--- BEGIN Exercise materials ---
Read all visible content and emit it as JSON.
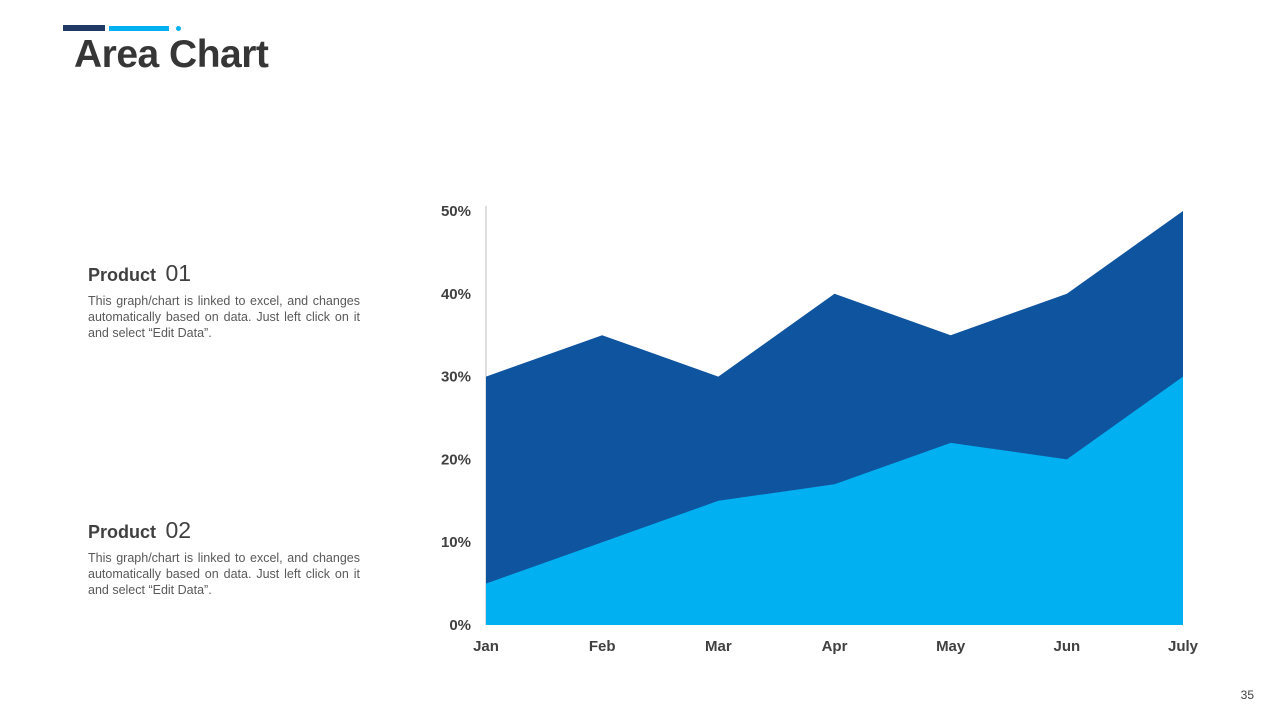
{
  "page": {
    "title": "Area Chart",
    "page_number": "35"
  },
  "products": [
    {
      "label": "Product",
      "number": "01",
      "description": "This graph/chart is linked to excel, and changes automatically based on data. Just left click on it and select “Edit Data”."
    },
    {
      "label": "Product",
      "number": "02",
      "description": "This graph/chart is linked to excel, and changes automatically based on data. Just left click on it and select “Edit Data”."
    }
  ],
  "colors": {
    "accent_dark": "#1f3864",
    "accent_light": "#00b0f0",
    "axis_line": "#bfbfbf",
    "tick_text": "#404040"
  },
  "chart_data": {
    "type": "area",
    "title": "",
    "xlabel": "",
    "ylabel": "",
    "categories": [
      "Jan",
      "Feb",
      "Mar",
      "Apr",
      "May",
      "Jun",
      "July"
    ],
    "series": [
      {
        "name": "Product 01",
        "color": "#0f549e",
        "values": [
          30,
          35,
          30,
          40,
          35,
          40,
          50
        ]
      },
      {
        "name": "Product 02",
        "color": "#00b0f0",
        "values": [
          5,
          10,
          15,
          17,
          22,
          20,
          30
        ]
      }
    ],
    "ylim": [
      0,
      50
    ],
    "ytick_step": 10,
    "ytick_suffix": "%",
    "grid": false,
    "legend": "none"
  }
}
--- END Exercise materials ---
## What is asked
Pictures stay out of the copy; please restate every record above exactly.

## Finished task
Read all visible content and emit it as JSON.
{
  "page": {
    "title": "Area Chart",
    "page_number": "35"
  },
  "products": [
    {
      "label": "Product",
      "number": "01",
      "description": "This graph/chart is linked to excel, and changes automatically based on data. Just left click on it and select “Edit Data”."
    },
    {
      "label": "Product",
      "number": "02",
      "description": "This graph/chart is linked to excel, and changes automatically based on data. Just left click on it and select “Edit Data”."
    }
  ],
  "colors": {
    "accent_dark": "#1f3864",
    "accent_light": "#00b0f0",
    "axis_line": "#bfbfbf",
    "tick_text": "#404040"
  },
  "chart_data": {
    "type": "area",
    "title": "",
    "xlabel": "",
    "ylabel": "",
    "categories": [
      "Jan",
      "Feb",
      "Mar",
      "Apr",
      "May",
      "Jun",
      "July"
    ],
    "series": [
      {
        "name": "Product 01",
        "color": "#0f549e",
        "values": [
          30,
          35,
          30,
          40,
          35,
          40,
          50
        ]
      },
      {
        "name": "Product 02",
        "color": "#00b0f0",
        "values": [
          5,
          10,
          15,
          17,
          22,
          20,
          30
        ]
      }
    ],
    "ylim": [
      0,
      50
    ],
    "ytick_step": 10,
    "ytick_suffix": "%",
    "grid": false,
    "legend": "none"
  }
}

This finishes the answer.